§ **Brief**:
Quote, verbatim, all material below, without pictures.
— START OF Task material —
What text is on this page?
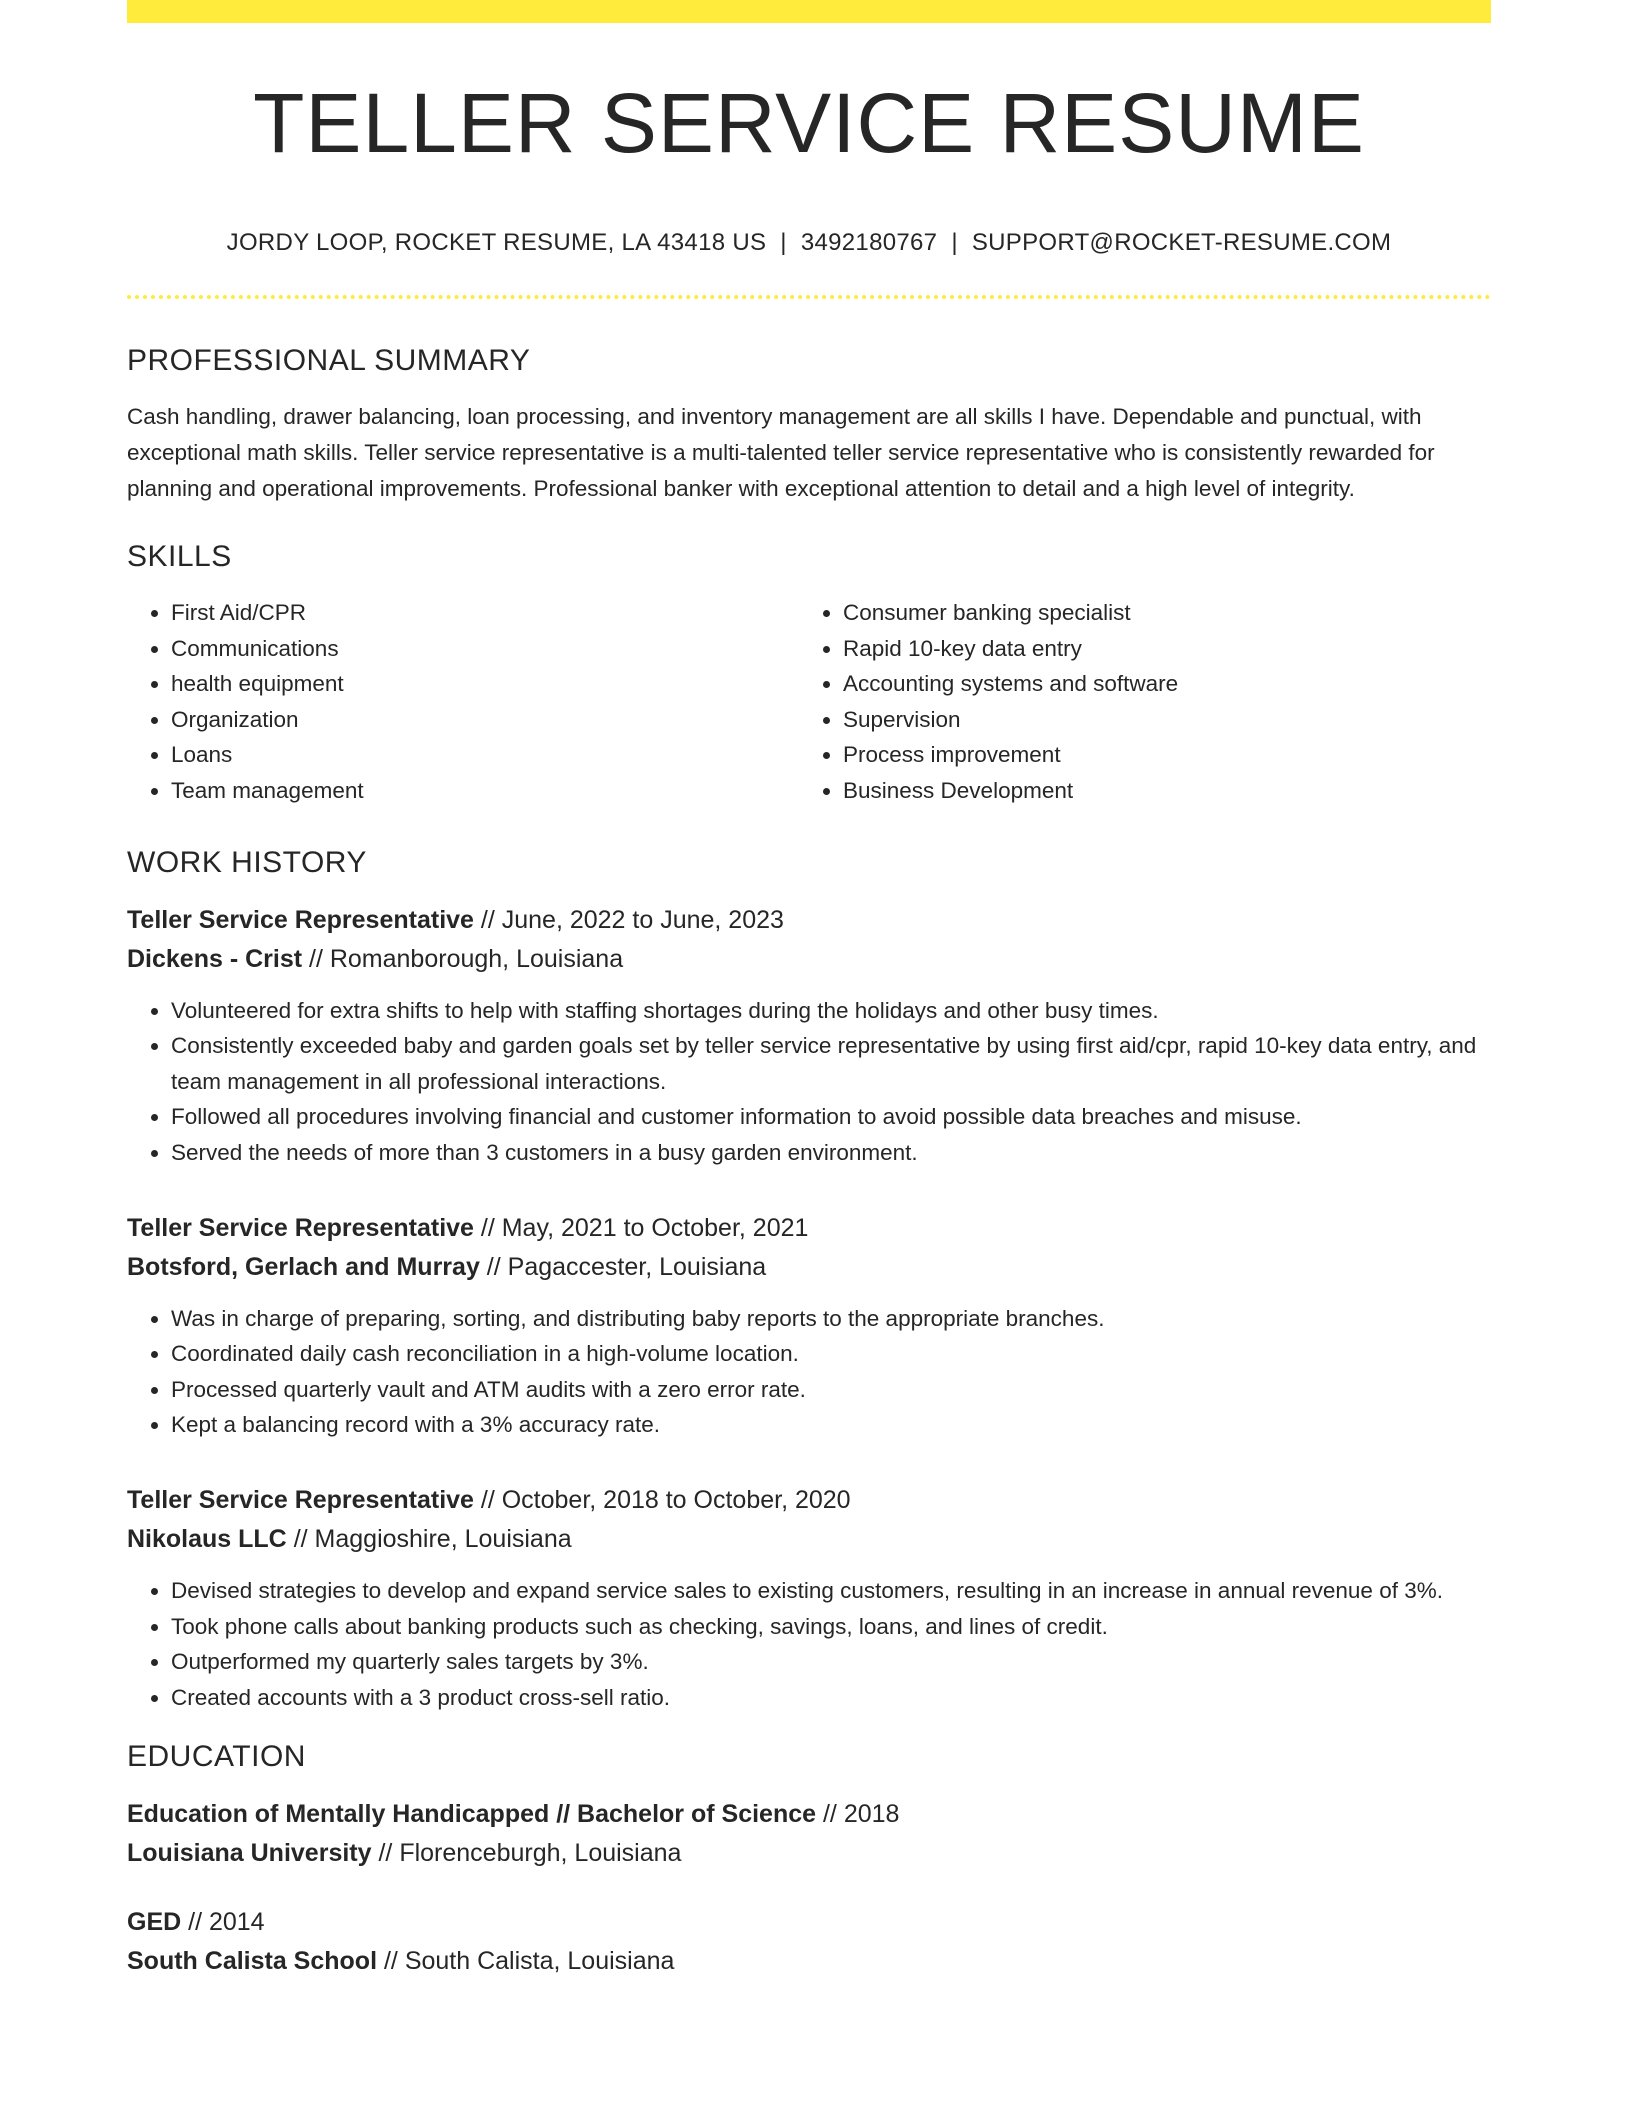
TELLER SERVICE RESUME
JORDY LOOP, ROCKET RESUME, LA 43418 US | 3492180767 | SUPPORT@ROCKET-RESUME.COM
PROFESSIONAL SUMMARY

Cash handling, drawer balancing, loan processing, and inventory management are all skills I have. Dependable and punctual, with exceptional math skills. Teller service representative is a multi-talented teller service representative who is consistently rewarded for planning and operational improvements. Professional banker with exceptional attention to detail and a high level of integrity.

SKILLS
• First Aid/CPR
• Communications
• health equipment
• Organization
• Loans
• Team management
• Consumer banking specialist
• Rapid 10-key data entry
• Accounting systems and software
• Supervision
• Process improvement
• Business Development
WORK HISTORY
Teller Service Representative // June, 2022 to June, 2023
Dickens - Crist // Romanborough, Louisiana
• Volunteered for extra shifts to help with staffing shortages during the holidays and other busy times.
• Consistently exceeded baby and garden goals set by teller service representative by using first aid/cpr, rapid 10-key data entry, and team management in all professional interactions.
• Followed all procedures involving financial and customer information to avoid possible data breaches and misuse.
• Served the needs of more than 3 customers in a busy garden environment.
Teller Service Representative // May, 2021 to October, 2021
Botsford, Gerlach and Murray // Pagaccester, Louisiana
• Was in charge of preparing, sorting, and distributing baby reports to the appropriate branches.
• Coordinated daily cash reconciliation in a high-volume location.
• Processed quarterly vault and ATM audits with a zero error rate.
• Kept a balancing record with a 3% accuracy rate.
Teller Service Representative // October, 2018 to October, 2020
Nikolaus LLC // Maggioshire, Louisiana
• Devised strategies to develop and expand service sales to existing customers, resulting in an increase in annual revenue of 3%.
• Took phone calls about banking products such as checking, savings, loans, and lines of credit.
• Outperformed my quarterly sales targets by 3%.
• Created accounts with a 3 product cross-sell ratio.
EDUCATION
Education of Mentally Handicapped // Bachelor of Science // 2018
Louisiana University // Florenceburgh, Louisiana
GED // 2014
South Calista School // South Calista, Louisiana
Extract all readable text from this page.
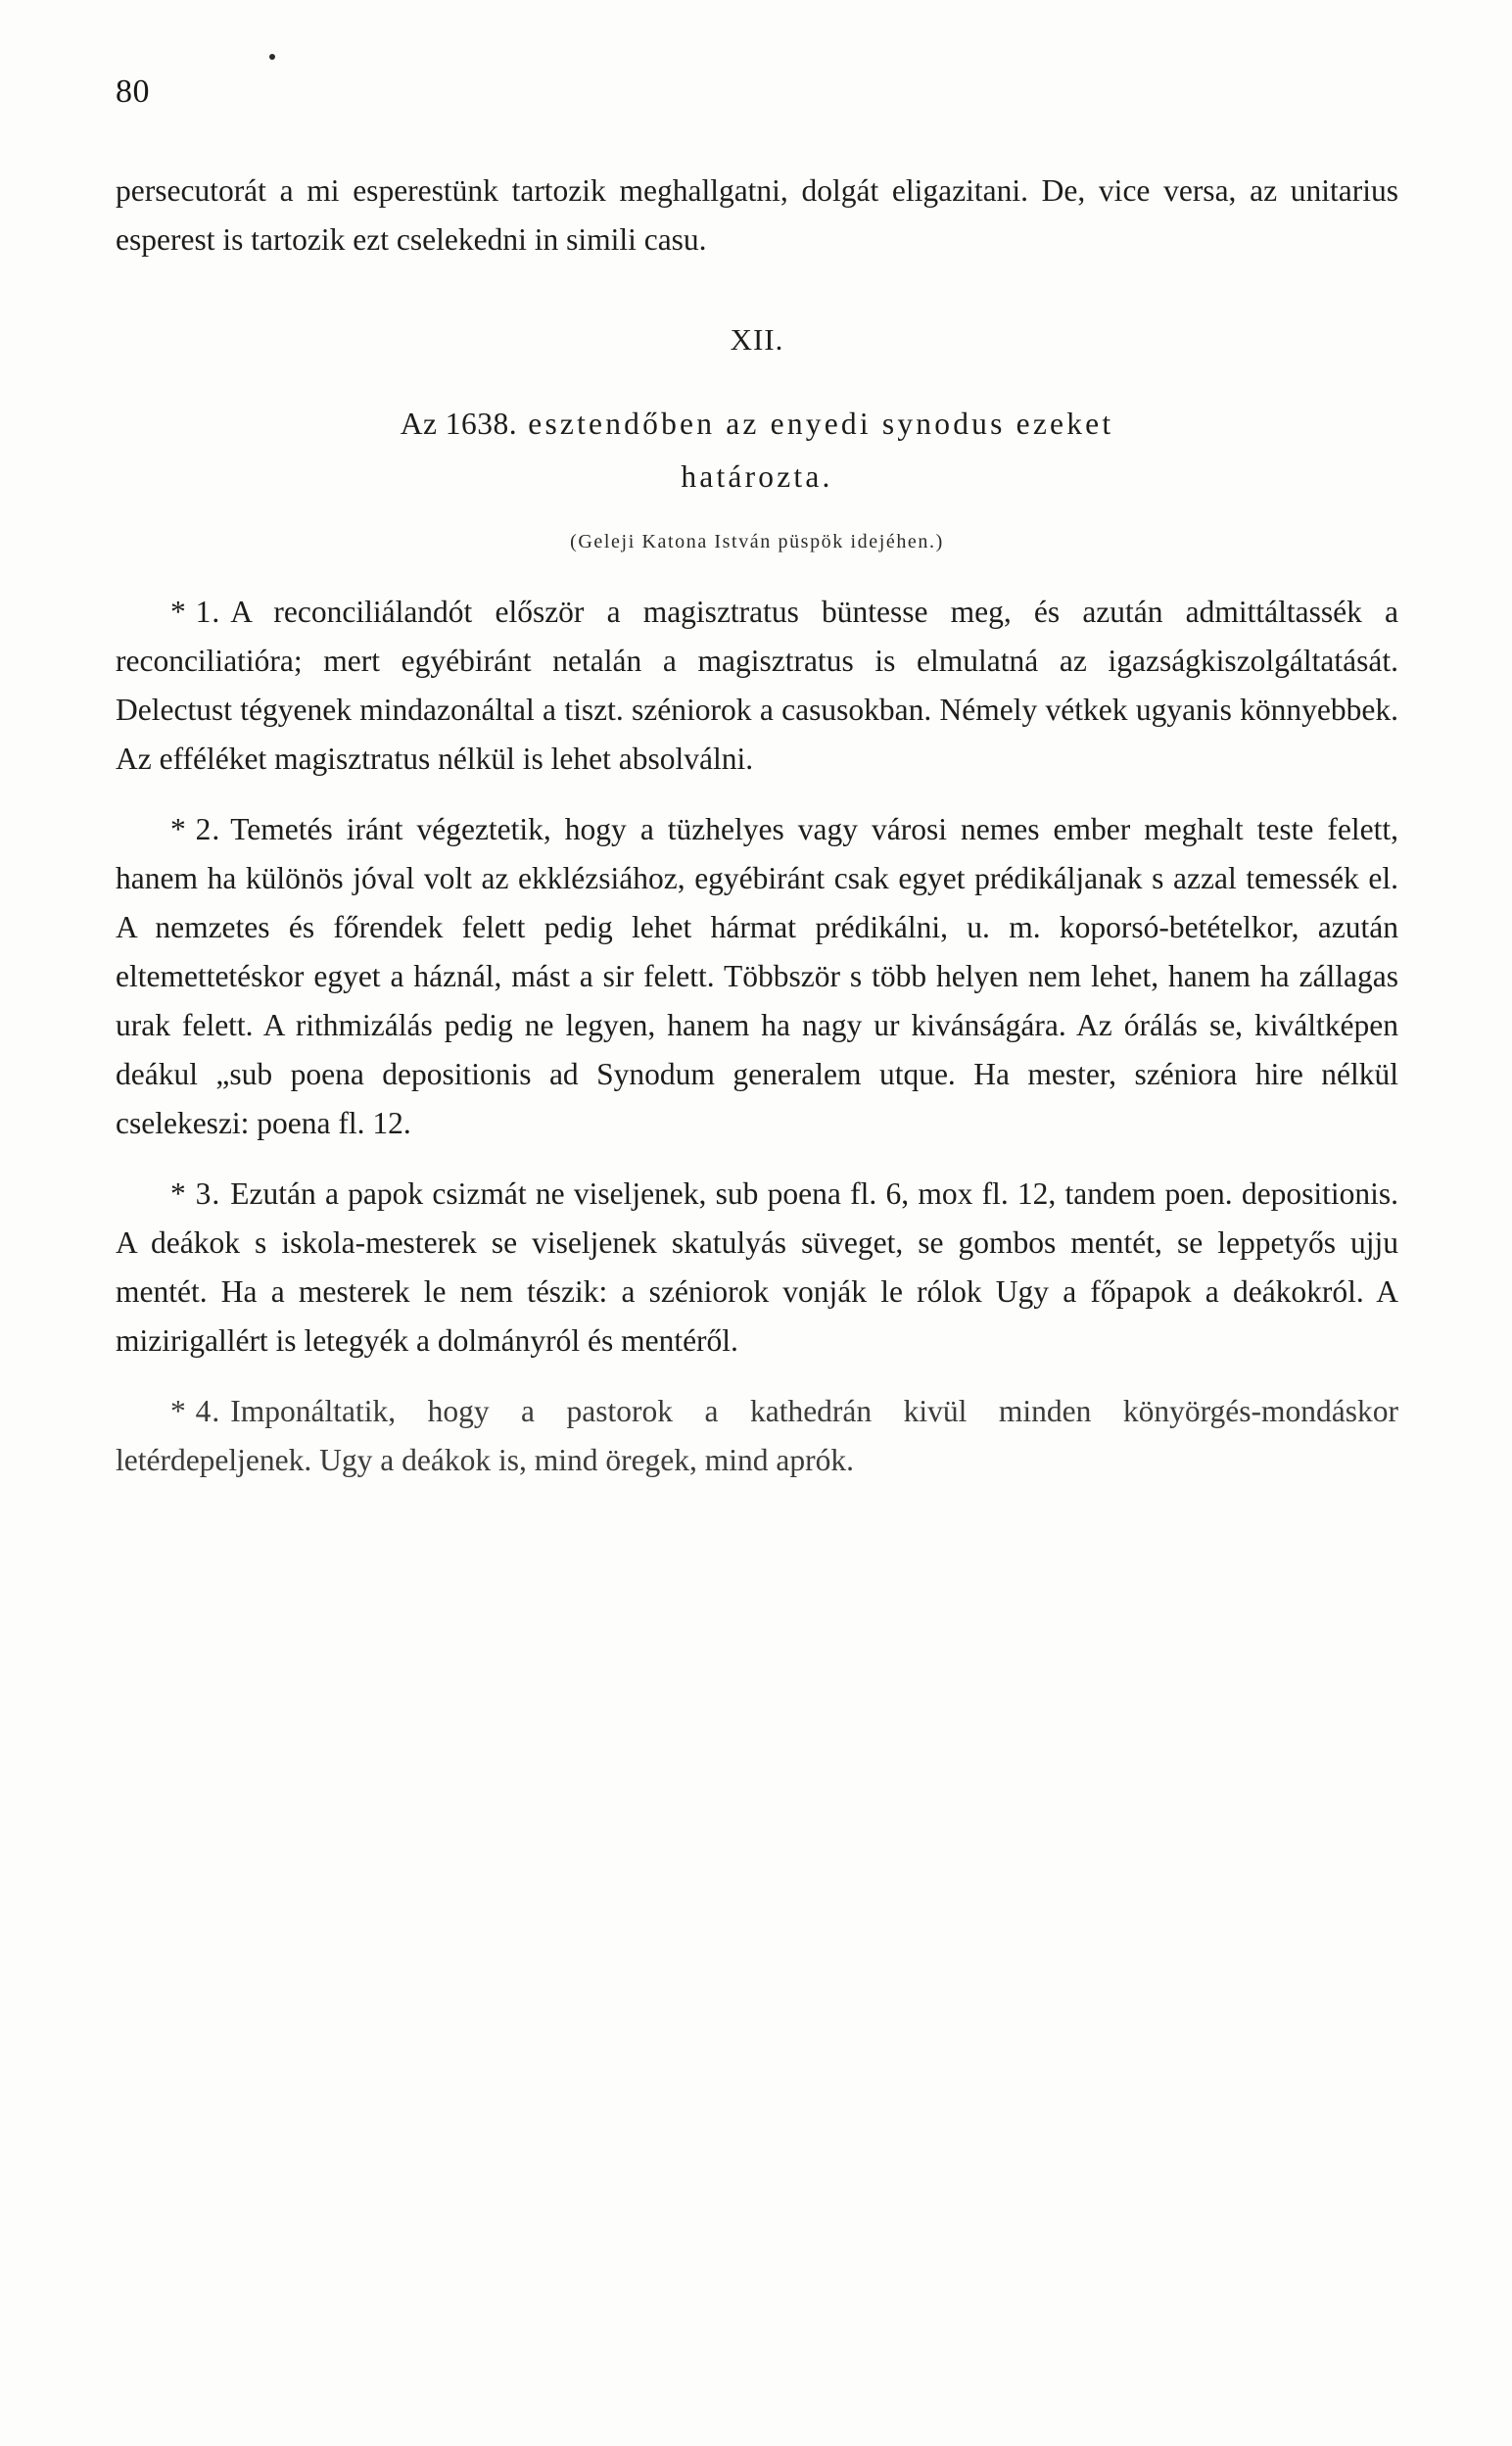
80

persecutorát a mi esperestünk tartozik meghallgatni, dolgát eligazitani. De, vice versa, az unitarius esperest is tartozik ezt cselekedni in simili casu.

XII.

Az 1638. esztendőben az enyedi synodus ezeket

határozta.

(Geleji Katona István püspök idejéhen.)

* 1. A reconciliálandót először a magisztratus büntesse meg, és azután admittáltassék a reconciliatióra; mert egyébiránt netalán a magisztratus is elmulatná az igazságkiszolgáltatását. Delectust tégyenek mindazonáltal a tiszt. széniorok a casusokban. Némely vétkek ugyanis könnyebbek. Az efféléket magisztratus nélkül is lehet absolválni.

* 2. Temetés iránt végeztetik, hogy a tüzhelyes vagy városi nemes ember meghalt teste felett, hanem ha különös jóval volt az ekklézsiához, egyébiránt csak egyet prédikáljanak s azzal temessék el. A nemzetes és főrendek felett pedig lehet hármat prédikálni, u. m. koporsó-betételkor, azután eltemettetéskor egyet a háznál, mást a sir felett. Többször s több helyen nem lehet, hanem ha zállagas urak felett. A rithmizálás pedig ne legyen, hanem ha nagy ur kivánságára. Az órálás se, kiváltképen deákul „sub poena depositionis ad Synodum generalem utque. Ha mester, széniora hire nélkül cselekeszi: poena fl. 12.

* 3. Ezután a papok csizmát ne viseljenek, sub poena fl. 6, mox fl. 12, tandem poen. depositionis. A deákok s iskola-mesterek se viseljenek skatulyás süveget, se gombos mentét, se leppetyős ujju mentét. Ha a mesterek le nem tészik: a széniorok vonják le rólok Ugy a főpapok a deákokról. A mizirigallért is letegyék a dolmányról és mentéről.

* 4. Imponáltatik, hogy a pastorok a kathedrán kivül minden könyörgés-mondáskor letérdepeljenek. Ugy a deákok is, mind öregek, mind aprók.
— END OF Task material —
§ **Response to the exercise**:
What text is on this page?
TELLER SERVICE RESUME
JORDY LOOP, ROCKET RESUME, LA 43418 US | 3492180767 | SUPPORT@ROCKET-RESUME.COM
PROFESSIONAL SUMMARY

Cash handling, drawer balancing, loan processing, and inventory management are all skills I have. Dependable and punctual, with exceptional math skills. Teller service representative is a multi-talented teller service representative who is consistently rewarded for planning and operational improvements. Professional banker with exceptional attention to detail and a high level of integrity.

SKILLS
• First Aid/CPR
• Communications
• health equipment
• Organization
• Loans
• Team management
• Consumer banking specialist
• Rapid 10-key data entry
• Accounting systems and software
• Supervision
• Process improvement
• Business Development
WORK HISTORY
Teller Service Representative // June, 2022 to June, 2023
Dickens - Crist // Romanborough, Louisiana
• Volunteered for extra shifts to help with staffing shortages during the holidays and other busy times.
• Consistently exceeded baby and garden goals set by teller service representative by using first aid/cpr, rapid 10-key data entry, and team management in all professional interactions.
• Followed all procedures involving financial and customer information to avoid possible data breaches and misuse.
• Served the needs of more than 3 customers in a busy garden environment.
Teller Service Representative // May, 2021 to October, 2021
Botsford, Gerlach and Murray // Pagaccester, Louisiana
• Was in charge of preparing, sorting, and distributing baby reports to the appropriate branches.
• Coordinated daily cash reconciliation in a high-volume location.
• Processed quarterly vault and ATM audits with a zero error rate.
• Kept a balancing record with a 3% accuracy rate.
Teller Service Representative // October, 2018 to October, 2020
Nikolaus LLC // Maggioshire, Louisiana
• Devised strategies to develop and expand service sales to existing customers, resulting in an increase in annual revenue of 3%.
• Took phone calls about banking products such as checking, savings, loans, and lines of credit.
• Outperformed my quarterly sales targets by 3%.
• Created accounts with a 3 product cross-sell ratio.
EDUCATION
Education of Mentally Handicapped // Bachelor of Science // 2018
Louisiana University // Florenceburgh, Louisiana
GED // 2014
South Calista School // South Calista, Louisiana
Extract all readable text from this page.
80

persecutorát a mi esperestünk tartozik meghallgatni, dolgát eligazitani. De, vice versa, az unitarius esperest is tartozik ezt cselekedni in simili casu.

XII.

Az 1638. esztendőben az enyedi synodus ezeket

határozta.

(Geleji Katona István püspök idejéhen.)

* 1. A reconciliálandót először a magisztratus büntesse meg, és azután admittáltassék a reconciliatióra; mert egyébiránt netalán a magisztratus is elmulatná az igazságkiszolgáltatását. Delectust tégyenek mindazonáltal a tiszt. széniorok a casusokban. Némely vétkek ugyanis könnyebbek. Az efféléket magisztratus nélkül is lehet absolválni.

* 2. Temetés iránt végeztetik, hogy a tüzhelyes vagy városi nemes ember meghalt teste felett, hanem ha különös jóval volt az ekklézsiához, egyébiránt csak egyet prédikáljanak s azzal temessék el. A nemzetes és főrendek felett pedig lehet hármat prédikálni, u. m. koporsó-betételkor, azután eltemettetéskor egyet a háznál, mást a sir felett. Többször s több helyen nem lehet, hanem ha zállagas urak felett. A rithmizálás pedig ne legyen, hanem ha nagy ur kivánságára. Az órálás se, kiváltképen deákul „sub poena depositionis ad Synodum generalem utque. Ha mester, széniora hire nélkül cselekeszi: poena fl. 12.

* 3. Ezután a papok csizmát ne viseljenek, sub poena fl. 6, mox fl. 12, tandem poen. depositionis. A deákok s iskola-mesterek se viseljenek skatulyás süveget, se gombos mentét, se leppetyős ujju mentét. Ha a mesterek le nem tészik: a széniorok vonják le rólok Ugy a főpapok a deákokról. A mizirigallért is letegyék a dolmányról és mentéről.

* 4. Imponáltatik, hogy a pastorok a kathedrán kivül minden könyörgés-mondáskor letérdepeljenek. Ugy a deákok is, mind öregek, mind aprók.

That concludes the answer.